>> begin Working data

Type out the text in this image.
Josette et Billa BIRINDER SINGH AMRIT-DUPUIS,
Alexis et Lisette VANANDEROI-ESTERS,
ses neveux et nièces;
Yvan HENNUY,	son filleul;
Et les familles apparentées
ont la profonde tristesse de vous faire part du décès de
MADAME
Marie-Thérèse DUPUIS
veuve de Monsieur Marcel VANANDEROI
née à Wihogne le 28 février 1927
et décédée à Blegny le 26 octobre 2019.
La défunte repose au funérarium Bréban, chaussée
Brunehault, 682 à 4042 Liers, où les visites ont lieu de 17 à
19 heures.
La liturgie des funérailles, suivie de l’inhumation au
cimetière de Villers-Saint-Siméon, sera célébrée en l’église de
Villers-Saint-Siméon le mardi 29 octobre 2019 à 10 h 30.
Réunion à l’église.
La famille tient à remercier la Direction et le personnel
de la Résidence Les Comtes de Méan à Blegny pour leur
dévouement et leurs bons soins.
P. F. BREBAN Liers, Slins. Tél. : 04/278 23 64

>> end Working data

Work to be completed: Repeat the data above, word for word.

Expected answer:
Type out the text in this image.
Josette et Billa BIRINDER SINGH AMRIT-DUPUIS,
Alexis et Lisette VANANDEROI-ESTERS,
ses neveux et nièces;
Yvan HENNUY,	son filleul;
Et les familles apparentées
ont la profonde tristesse de vous faire part du décès de
MADAME
Marie-Thérèse DUPUIS
veuve de Monsieur Marcel VANANDEROI
née à Wihogne le 28 février 1927
et décédée à Blegny le 26 octobre 2019.
La défunte repose au funérarium Bréban, chaussée
Brunehault, 682 à 4042 Liers, où les visites ont lieu de 17 à
19 heures.
La liturgie des funérailles, suivie de l’inhumation au
cimetière de Villers-Saint-Siméon, sera célébrée en l’église de
Villers-Saint-Siméon le mardi 29 octobre 2019 à 10 h 30.
Réunion à l’église.
La famille tient à remercier la Direction et le personnel
de la Résidence Les Comtes de Méan à Blegny pour leur
dévouement et leurs bons soins.
P. F. BREBAN Liers, Slins. Tél. : 04/278 23 64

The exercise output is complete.